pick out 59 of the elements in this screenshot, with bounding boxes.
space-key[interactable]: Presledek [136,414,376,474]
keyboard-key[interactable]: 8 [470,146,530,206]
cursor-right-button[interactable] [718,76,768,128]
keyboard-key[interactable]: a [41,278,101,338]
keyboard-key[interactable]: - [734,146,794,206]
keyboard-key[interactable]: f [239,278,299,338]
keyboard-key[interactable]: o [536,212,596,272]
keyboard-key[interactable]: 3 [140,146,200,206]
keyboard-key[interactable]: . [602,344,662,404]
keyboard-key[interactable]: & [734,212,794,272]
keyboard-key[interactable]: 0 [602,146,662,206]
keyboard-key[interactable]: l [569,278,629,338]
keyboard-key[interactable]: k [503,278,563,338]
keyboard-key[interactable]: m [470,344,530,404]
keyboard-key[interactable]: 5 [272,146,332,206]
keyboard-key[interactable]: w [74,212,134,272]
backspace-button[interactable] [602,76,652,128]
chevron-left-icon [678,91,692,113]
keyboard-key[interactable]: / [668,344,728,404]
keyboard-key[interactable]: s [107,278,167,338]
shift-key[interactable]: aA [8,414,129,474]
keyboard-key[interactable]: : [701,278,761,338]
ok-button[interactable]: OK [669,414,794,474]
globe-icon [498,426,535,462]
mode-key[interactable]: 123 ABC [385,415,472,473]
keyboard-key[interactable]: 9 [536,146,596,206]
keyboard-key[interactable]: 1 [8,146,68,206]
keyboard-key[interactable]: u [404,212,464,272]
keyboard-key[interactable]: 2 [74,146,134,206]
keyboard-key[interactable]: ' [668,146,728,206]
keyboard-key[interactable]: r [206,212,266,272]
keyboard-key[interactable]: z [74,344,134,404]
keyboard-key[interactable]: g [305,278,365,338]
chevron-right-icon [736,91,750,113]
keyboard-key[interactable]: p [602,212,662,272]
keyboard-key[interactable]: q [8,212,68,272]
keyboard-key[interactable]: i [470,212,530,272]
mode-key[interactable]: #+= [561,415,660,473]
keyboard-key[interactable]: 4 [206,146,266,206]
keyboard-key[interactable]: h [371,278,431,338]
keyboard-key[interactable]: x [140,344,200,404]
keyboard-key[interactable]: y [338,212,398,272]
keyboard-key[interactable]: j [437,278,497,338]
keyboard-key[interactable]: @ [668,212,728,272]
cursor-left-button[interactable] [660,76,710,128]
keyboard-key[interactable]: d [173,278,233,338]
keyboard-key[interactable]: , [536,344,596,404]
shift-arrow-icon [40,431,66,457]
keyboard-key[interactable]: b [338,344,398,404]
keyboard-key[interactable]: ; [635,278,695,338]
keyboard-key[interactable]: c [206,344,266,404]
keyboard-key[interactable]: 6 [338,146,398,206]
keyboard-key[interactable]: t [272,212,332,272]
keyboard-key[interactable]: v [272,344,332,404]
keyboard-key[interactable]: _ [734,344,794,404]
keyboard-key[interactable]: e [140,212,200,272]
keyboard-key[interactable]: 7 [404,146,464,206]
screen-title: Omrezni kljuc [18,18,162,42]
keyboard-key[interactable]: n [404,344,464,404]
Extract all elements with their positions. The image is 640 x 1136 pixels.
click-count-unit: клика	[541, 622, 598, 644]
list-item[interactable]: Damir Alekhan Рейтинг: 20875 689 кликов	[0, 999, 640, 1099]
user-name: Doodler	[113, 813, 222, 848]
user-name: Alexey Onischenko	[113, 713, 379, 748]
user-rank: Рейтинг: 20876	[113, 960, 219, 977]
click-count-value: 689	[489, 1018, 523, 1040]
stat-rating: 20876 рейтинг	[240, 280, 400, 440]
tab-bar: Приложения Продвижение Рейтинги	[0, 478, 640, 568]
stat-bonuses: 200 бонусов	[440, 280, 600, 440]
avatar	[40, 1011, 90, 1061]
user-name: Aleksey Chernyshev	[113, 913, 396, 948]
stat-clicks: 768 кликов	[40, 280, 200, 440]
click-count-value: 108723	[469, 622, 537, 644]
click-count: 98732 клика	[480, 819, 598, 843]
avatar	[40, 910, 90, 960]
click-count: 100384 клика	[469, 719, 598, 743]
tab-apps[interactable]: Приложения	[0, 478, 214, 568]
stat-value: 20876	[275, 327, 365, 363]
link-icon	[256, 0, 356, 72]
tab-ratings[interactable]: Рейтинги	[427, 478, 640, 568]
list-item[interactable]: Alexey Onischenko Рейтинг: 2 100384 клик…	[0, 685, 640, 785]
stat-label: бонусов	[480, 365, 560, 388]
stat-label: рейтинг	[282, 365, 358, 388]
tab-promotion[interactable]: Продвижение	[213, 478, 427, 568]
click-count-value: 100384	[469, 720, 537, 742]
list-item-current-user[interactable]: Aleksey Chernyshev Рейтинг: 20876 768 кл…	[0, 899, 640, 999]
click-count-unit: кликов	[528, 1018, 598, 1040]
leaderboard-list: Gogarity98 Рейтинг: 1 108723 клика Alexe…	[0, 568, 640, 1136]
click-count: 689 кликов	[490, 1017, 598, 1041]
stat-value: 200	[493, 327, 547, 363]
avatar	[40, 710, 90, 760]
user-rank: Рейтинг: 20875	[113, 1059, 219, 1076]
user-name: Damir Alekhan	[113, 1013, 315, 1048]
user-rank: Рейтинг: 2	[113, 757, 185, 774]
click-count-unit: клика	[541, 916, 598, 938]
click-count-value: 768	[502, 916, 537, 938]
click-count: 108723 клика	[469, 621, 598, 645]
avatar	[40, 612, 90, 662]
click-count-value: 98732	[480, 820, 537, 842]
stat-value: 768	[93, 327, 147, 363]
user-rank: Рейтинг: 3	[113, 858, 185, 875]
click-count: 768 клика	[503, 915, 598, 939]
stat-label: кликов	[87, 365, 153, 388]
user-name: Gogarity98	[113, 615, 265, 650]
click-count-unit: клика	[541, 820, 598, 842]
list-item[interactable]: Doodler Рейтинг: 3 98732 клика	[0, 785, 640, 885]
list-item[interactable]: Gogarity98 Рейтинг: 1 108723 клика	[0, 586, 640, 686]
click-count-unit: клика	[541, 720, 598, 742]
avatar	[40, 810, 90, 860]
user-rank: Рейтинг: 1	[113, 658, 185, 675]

Exercise: Reproduce every one of the records above, line for line, with no changes.

Written response:
pick out 59 of the elements in this screenshot, with bounding boxes.
space-key[interactable]: Presledek [136,414,376,474]
keyboard-key[interactable]: 8 [470,146,530,206]
cursor-right-button[interactable] [718,76,768,128]
keyboard-key[interactable]: a [41,278,101,338]
keyboard-key[interactable]: - [734,146,794,206]
keyboard-key[interactable]: f [239,278,299,338]
keyboard-key[interactable]: o [536,212,596,272]
keyboard-key[interactable]: 3 [140,146,200,206]
keyboard-key[interactable]: . [602,344,662,404]
keyboard-key[interactable]: & [734,212,794,272]
keyboard-key[interactable]: 0 [602,146,662,206]
keyboard-key[interactable]: l [569,278,629,338]
keyboard-key[interactable]: k [503,278,563,338]
keyboard-key[interactable]: m [470,344,530,404]
keyboard-key[interactable]: 5 [272,146,332,206]
keyboard-key[interactable]: w [74,212,134,272]
backspace-button[interactable] [602,76,652,128]
chevron-left-icon [678,91,692,113]
keyboard-key[interactable]: / [668,344,728,404]
keyboard-key[interactable]: s [107,278,167,338]
shift-key[interactable]: aA [8,414,129,474]
keyboard-key[interactable]: : [701,278,761,338]
ok-button[interactable]: OK [669,414,794,474]
globe-icon [498,426,535,462]
mode-key[interactable]: 123 ABC [385,415,472,473]
keyboard-key[interactable]: 9 [536,146,596,206]
keyboard-key[interactable]: 1 [8,146,68,206]
keyboard-key[interactable]: u [404,212,464,272]
keyboard-key[interactable]: 2 [74,146,134,206]
keyboard-key[interactable]: ' [668,146,728,206]
keyboard-key[interactable]: r [206,212,266,272]
keyboard-key[interactable]: z [74,344,134,404]
keyboard-key[interactable]: g [305,278,365,338]
chevron-right-icon [736,91,750,113]
keyboard-key[interactable]: p [602,212,662,272]
keyboard-key[interactable]: q [8,212,68,272]
keyboard-key[interactable]: i [470,212,530,272]
mode-key[interactable]: #+= [561,415,660,473]
keyboard-key[interactable]: 4 [206,146,266,206]
keyboard-key[interactable]: h [371,278,431,338]
keyboard-key[interactable]: x [140,344,200,404]
keyboard-key[interactable]: y [338,212,398,272]
keyboard-key[interactable]: j [437,278,497,338]
keyboard-key[interactable]: @ [668,212,728,272]
cursor-left-button[interactable] [660,76,710,128]
keyboard-key[interactable]: d [173,278,233,338]
keyboard-key[interactable]: , [536,344,596,404]
shift-arrow-icon [40,431,66,457]
keyboard-key[interactable]: b [338,344,398,404]
keyboard-key[interactable]: ; [635,278,695,338]
keyboard-key[interactable]: c [206,344,266,404]
keyboard-key[interactable]: 6 [338,146,398,206]
keyboard-key[interactable]: t [272,212,332,272]
keyboard-key[interactable]: v [272,344,332,404]
keyboard-key[interactable]: _ [734,344,794,404]
keyboard-key[interactable]: e [140,212,200,272]
keyboard-key[interactable]: 7 [404,146,464,206]
screen-title: Omrezni kljuc [18,18,162,42]
keyboard-key[interactable]: n [404,344,464,404]
Extract all elements with their positions. The image is 640 x 1136 pixels.
click-count-unit: клика	[541, 622, 598, 644]
list-item[interactable]: Damir Alekhan Рейтинг: 20875 689 кликов	[0, 999, 640, 1099]
user-name: Doodler	[113, 813, 222, 848]
user-name: Alexey Onischenko	[113, 713, 379, 748]
user-rank: Рейтинг: 20876	[113, 960, 219, 977]
click-count-value: 689	[489, 1018, 523, 1040]
stat-rating: 20876 рейтинг	[240, 280, 400, 440]
tab-bar: Приложения Продвижение Рейтинги	[0, 478, 640, 568]
stat-bonuses: 200 бонусов	[440, 280, 600, 440]
avatar	[40, 1011, 90, 1061]
user-name: Aleksey Chernyshev	[113, 913, 396, 948]
stat-clicks: 768 кликов	[40, 280, 200, 440]
click-count-value: 108723	[469, 622, 537, 644]
click-count: 98732 клика	[480, 819, 598, 843]
avatar	[40, 910, 90, 960]
click-count: 100384 клика	[469, 719, 598, 743]
tab-apps[interactable]: Приложения	[0, 478, 214, 568]
stat-value: 20876	[275, 327, 365, 363]
link-icon	[256, 0, 356, 72]
tab-ratings[interactable]: Рейтинги	[427, 478, 640, 568]
list-item[interactable]: Alexey Onischenko Рейтинг: 2 100384 клик…	[0, 685, 640, 785]
stat-label: бонусов	[480, 365, 560, 388]
stat-label: рейтинг	[282, 365, 358, 388]
tab-promotion[interactable]: Продвижение	[213, 478, 427, 568]
click-count-value: 100384	[469, 720, 537, 742]
list-item-current-user[interactable]: Aleksey Chernyshev Рейтинг: 20876 768 кл…	[0, 899, 640, 999]
click-count-unit: кликов	[528, 1018, 598, 1040]
leaderboard-list: Gogarity98 Рейтинг: 1 108723 клика Alexe…	[0, 568, 640, 1136]
click-count: 689 кликов	[490, 1017, 598, 1041]
stat-value: 200	[493, 327, 547, 363]
avatar	[40, 710, 90, 760]
user-rank: Рейтинг: 20875	[113, 1059, 219, 1076]
user-name: Damir Alekhan	[113, 1013, 315, 1048]
user-rank: Рейтинг: 2	[113, 757, 185, 774]
click-count-unit: клика	[541, 916, 598, 938]
click-count-value: 768	[502, 916, 537, 938]
click-count: 108723 клика	[469, 621, 598, 645]
avatar	[40, 612, 90, 662]
click-count-value: 98732	[480, 820, 537, 842]
stat-value: 768	[93, 327, 147, 363]
user-rank: Рейтинг: 3	[113, 858, 185, 875]
click-count: 768 клика	[503, 915, 598, 939]
stat-label: кликов	[87, 365, 153, 388]
user-name: Gogarity98	[113, 615, 265, 650]
click-count-unit: клика	[541, 820, 598, 842]
list-item[interactable]: Doodler Рейтинг: 3 98732 клика	[0, 785, 640, 885]
list-item[interactable]: Gogarity98 Рейтинг: 1 108723 клика	[0, 586, 640, 686]
click-count-unit: клика	[541, 720, 598, 742]
avatar	[40, 810, 90, 860]
user-rank: Рейтинг: 1	[113, 658, 185, 675]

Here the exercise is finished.